Start of TASK INPUT

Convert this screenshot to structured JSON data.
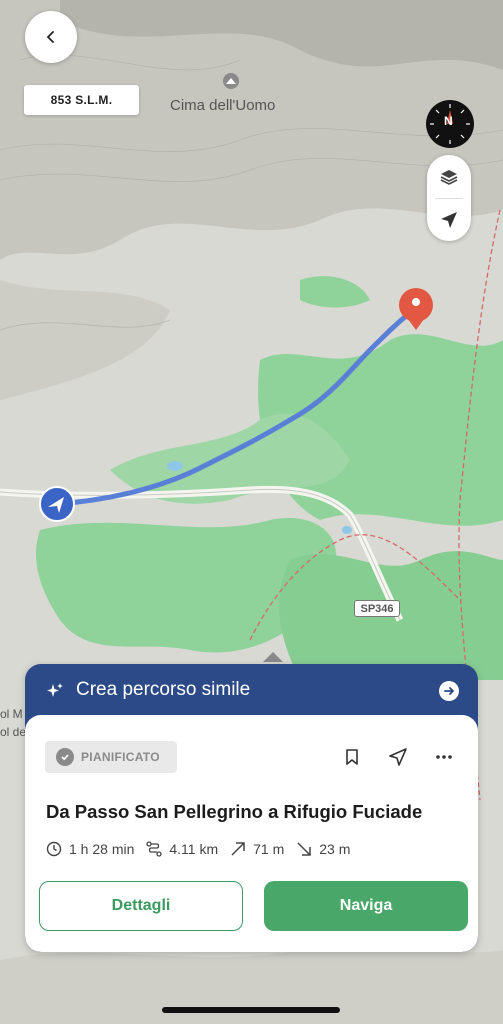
{
  "map": {
    "elevation": "853 S.L.M.",
    "peak_name": "Cima dell'Uomo",
    "road_badge": "SP346",
    "edge_labels": [
      "ol M",
      "ol de"
    ]
  },
  "compass": {
    "letter": "N"
  },
  "suggestion": {
    "label": "Crea percorso simile"
  },
  "route": {
    "status": "PIANIFICATO",
    "title": "Da Passo San Pellegrino a Rifugio Fuciade",
    "duration": "1 h 28 min",
    "distance": "4.11 km",
    "ascent": "71 m",
    "descent": "23 m"
  },
  "buttons": {
    "details": "Dettagli",
    "navigate": "Naviga"
  },
  "icons": {
    "back": "back-icon",
    "compass": "compass-icon",
    "layers": "layers-icon",
    "locate": "locate-icon",
    "bookmark": "bookmark-icon",
    "share": "share-icon",
    "more": "more-icon",
    "clock": "clock-icon",
    "distance": "distance-icon",
    "ascent": "ascent-icon",
    "descent": "descent-icon",
    "sparkle": "sparkle-icon"
  },
  "colors": {
    "route": "#5a7fd6",
    "start_marker": "#3b64c7",
    "end_marker": "#e35843",
    "banner": "#2c4a87",
    "primary_green": "#49a769",
    "forest": "#7cc98a"
  }
}
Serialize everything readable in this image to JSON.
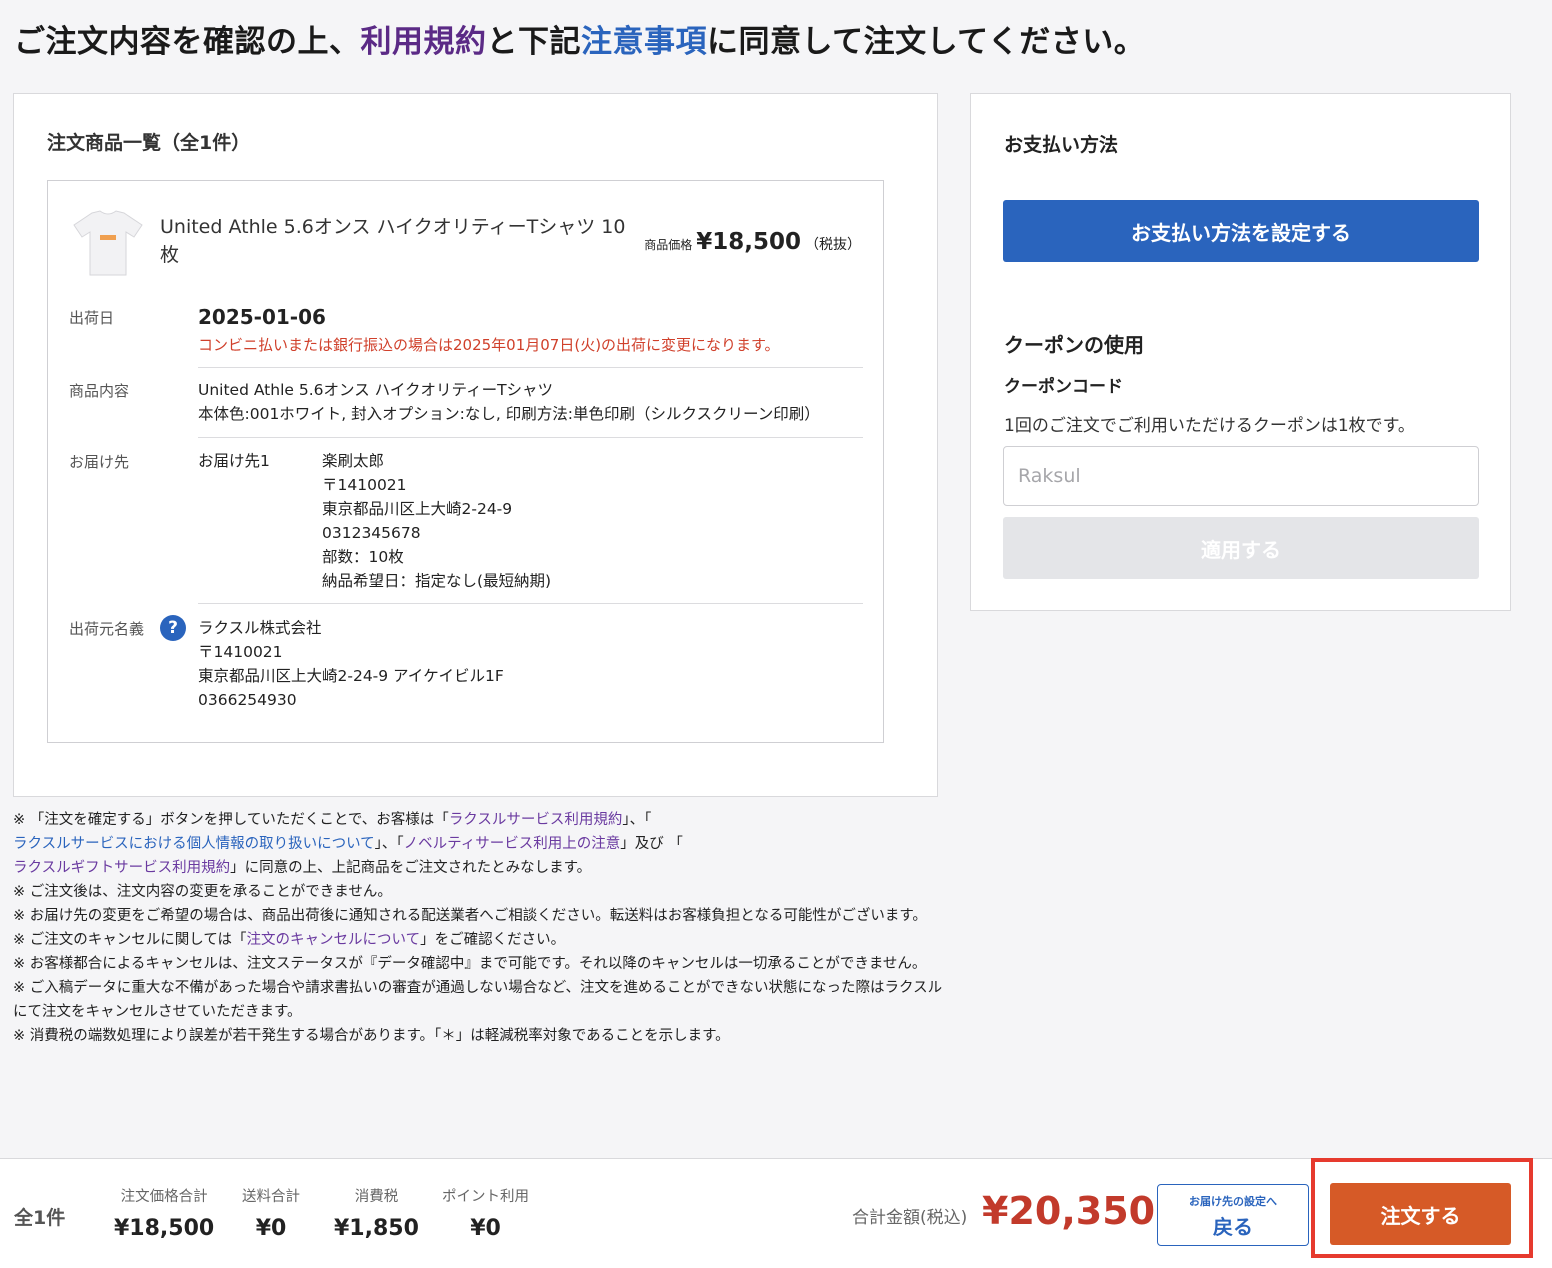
{
  "headline": {
    "part1": "ご注文内容を確認の上、",
    "terms_link": "利用規約",
    "part2": "と下記",
    "notes_link": "注意事項",
    "part3": "に同意して注文してください。"
  },
  "order_list": {
    "title": "注文商品一覧（全1件）",
    "item": {
      "name": "United Athle 5.6オンス ハイクオリティーTシャツ 10枚",
      "price_label": "商品価格",
      "price": "¥18,500",
      "tax_note": "（税抜）",
      "ship_date_label": "出荷日",
      "ship_date": "2025-01-06",
      "ship_note": "コンビニ払いまたは銀行振込の場合は2025年01月07日(火)の出荷に変更になります。",
      "content_label": "商品内容",
      "content_line1": "United Athle 5.6オンス ハイクオリティーTシャツ",
      "content_line2": "本体色:001ホワイト, 封入オプション:なし, 印刷方法:単色印刷（シルクスクリーン印刷）",
      "dest_label": "お届け先",
      "dest_name": "お届け先1",
      "dest_lines": [
        "楽刷太郎",
        "〒1410021",
        "東京都品川区上大崎2-24-9",
        "0312345678",
        "部数：10枚",
        "納品希望日：指定なし(最短納期)"
      ],
      "sender_label": "出荷元名義",
      "sender_lines": [
        "ラクスル株式会社",
        "〒1410021",
        "東京都品川区上大崎2-24-9 アイケイビル1F",
        "0366254930"
      ]
    }
  },
  "notes": {
    "n1_a": "※ 「注文を確定する」ボタンを押していただくことで、お客様は「",
    "n1_link1": "ラクスルサービス利用規約",
    "n1_b": "」、「",
    "n1_link2": "ラクスルサービスにおける個人情報の取り扱いについて",
    "n1_c": "」、「",
    "n1_link3": "ノベルティサービス利用上の注意",
    "n1_d": "」及び 「",
    "n1_link4": "ラクスルギフトサービス利用規約",
    "n1_e": "」に同意の上、上記商品をご注文されたとみなします。",
    "n2": "※ ご注文後は、注文内容の変更を承ることができません。",
    "n3": "※ お届け先の変更をご希望の場合は、商品出荷後に通知される配送業者へご相談ください。転送料はお客様負担となる可能性がございます。",
    "n4_a": "※ ご注文のキャンセルに関しては「",
    "n4_link": "注文のキャンセルについて",
    "n4_b": "」をご確認ください。",
    "n5": "※ お客様都合によるキャンセルは、注文ステータスが『データ確認中』まで可能です。それ以降のキャンセルは一切承ることができません。",
    "n6": "※ ご入稿データに重大な不備があった場合や請求書払いの審査が通過しない場合など、注文を進めることができない状態になった際はラクスルにて注文をキャンセルさせていただきます。",
    "n7": "※ 消費税の端数処理により誤差が若干発生する場合があります。「＊」は軽減税率対象であることを示します。"
  },
  "payment": {
    "title": "お支払い方法",
    "button": "お支払い方法を設定する",
    "coupon_title": "クーポンの使用",
    "coupon_code_label": "クーポンコード",
    "coupon_note": "1回のご注文でご利用いただけるクーポンは1枚です。",
    "coupon_placeholder": "Raksul",
    "apply_button": "適用する"
  },
  "footer": {
    "count": "全1件",
    "subtotal_label": "注文価格合計",
    "subtotal": "¥18,500",
    "shipping_label": "送料合計",
    "shipping": "¥0",
    "tax_label": "消費税",
    "tax": "¥1,850",
    "points_label": "ポイント利用",
    "points": "¥0",
    "total_label": "合計金額(税込)",
    "total": "¥20,350",
    "back_small": "お届け先の設定へ",
    "back_main": "戻る",
    "order_button": "注文する"
  },
  "colors": {
    "accent_blue": "#2a64bd",
    "order_orange": "#d65a27",
    "total_red": "#c23a2b",
    "highlight_red": "#e63a2e"
  }
}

End of TASK INPUT

EXERCISE PROMPT – Reproduce every entry word for word, but omit the pictures.

SOLVED EXERCISE –
Convert this screenshot to structured JSON data.
{
  "map": {
    "elevation": "853 S.L.M.",
    "peak_name": "Cima dell'Uomo",
    "road_badge": "SP346",
    "edge_labels": [
      "ol M",
      "ol de"
    ]
  },
  "compass": {
    "letter": "N"
  },
  "suggestion": {
    "label": "Crea percorso simile"
  },
  "route": {
    "status": "PIANIFICATO",
    "title": "Da Passo San Pellegrino a Rifugio Fuciade",
    "duration": "1 h 28 min",
    "distance": "4.11 km",
    "ascent": "71 m",
    "descent": "23 m"
  },
  "buttons": {
    "details": "Dettagli",
    "navigate": "Naviga"
  },
  "icons": {
    "back": "back-icon",
    "compass": "compass-icon",
    "layers": "layers-icon",
    "locate": "locate-icon",
    "bookmark": "bookmark-icon",
    "share": "share-icon",
    "more": "more-icon",
    "clock": "clock-icon",
    "distance": "distance-icon",
    "ascent": "ascent-icon",
    "descent": "descent-icon",
    "sparkle": "sparkle-icon"
  },
  "colors": {
    "route": "#5a7fd6",
    "start_marker": "#3b64c7",
    "end_marker": "#e35843",
    "banner": "#2c4a87",
    "primary_green": "#49a769",
    "forest": "#7cc98a"
  }
}
Serialize everything readable in this image to JSON.
{
  "headline": {
    "part1": "ご注文内容を確認の上、",
    "terms_link": "利用規約",
    "part2": "と下記",
    "notes_link": "注意事項",
    "part3": "に同意して注文してください。"
  },
  "order_list": {
    "title": "注文商品一覧（全1件）",
    "item": {
      "name": "United Athle 5.6オンス ハイクオリティーTシャツ 10枚",
      "price_label": "商品価格",
      "price": "¥18,500",
      "tax_note": "（税抜）",
      "ship_date_label": "出荷日",
      "ship_date": "2025-01-06",
      "ship_note": "コンビニ払いまたは銀行振込の場合は2025年01月07日(火)の出荷に変更になります。",
      "content_label": "商品内容",
      "content_line1": "United Athle 5.6オンス ハイクオリティーTシャツ",
      "content_line2": "本体色:001ホワイト, 封入オプション:なし, 印刷方法:単色印刷（シルクスクリーン印刷）",
      "dest_label": "お届け先",
      "dest_name": "お届け先1",
      "dest_lines": [
        "楽刷太郎",
        "〒1410021",
        "東京都品川区上大崎2-24-9",
        "0312345678",
        "部数：10枚",
        "納品希望日：指定なし(最短納期)"
      ],
      "sender_label": "出荷元名義",
      "sender_lines": [
        "ラクスル株式会社",
        "〒1410021",
        "東京都品川区上大崎2-24-9 アイケイビル1F",
        "0366254930"
      ]
    }
  },
  "notes": {
    "n1_a": "※ 「注文を確定する」ボタンを押していただくことで、お客様は「",
    "n1_link1": "ラクスルサービス利用規約",
    "n1_b": "」、「",
    "n1_link2": "ラクスルサービスにおける個人情報の取り扱いについて",
    "n1_c": "」、「",
    "n1_link3": "ノベルティサービス利用上の注意",
    "n1_d": "」及び 「",
    "n1_link4": "ラクスルギフトサービス利用規約",
    "n1_e": "」に同意の上、上記商品をご注文されたとみなします。",
    "n2": "※ ご注文後は、注文内容の変更を承ることができません。",
    "n3": "※ お届け先の変更をご希望の場合は、商品出荷後に通知される配送業者へご相談ください。転送料はお客様負担となる可能性がございます。",
    "n4_a": "※ ご注文のキャンセルに関しては「",
    "n4_link": "注文のキャンセルについて",
    "n4_b": "」をご確認ください。",
    "n5": "※ お客様都合によるキャンセルは、注文ステータスが『データ確認中』まで可能です。それ以降のキャンセルは一切承ることができません。",
    "n6": "※ ご入稿データに重大な不備があった場合や請求書払いの審査が通過しない場合など、注文を進めることができない状態になった際はラクスルにて注文をキャンセルさせていただきます。",
    "n7": "※ 消費税の端数処理により誤差が若干発生する場合があります。「＊」は軽減税率対象であることを示します。"
  },
  "payment": {
    "title": "お支払い方法",
    "button": "お支払い方法を設定する",
    "coupon_title": "クーポンの使用",
    "coupon_code_label": "クーポンコード",
    "coupon_note": "1回のご注文でご利用いただけるクーポンは1枚です。",
    "coupon_placeholder": "Raksul",
    "apply_button": "適用する"
  },
  "footer": {
    "count": "全1件",
    "subtotal_label": "注文価格合計",
    "subtotal": "¥18,500",
    "shipping_label": "送料合計",
    "shipping": "¥0",
    "tax_label": "消費税",
    "tax": "¥1,850",
    "points_label": "ポイント利用",
    "points": "¥0",
    "total_label": "合計金額(税込)",
    "total": "¥20,350",
    "back_small": "お届け先の設定へ",
    "back_main": "戻る",
    "order_button": "注文する"
  },
  "colors": {
    "accent_blue": "#2a64bd",
    "order_orange": "#d65a27",
    "total_red": "#c23a2b",
    "highlight_red": "#e63a2e"
  }
}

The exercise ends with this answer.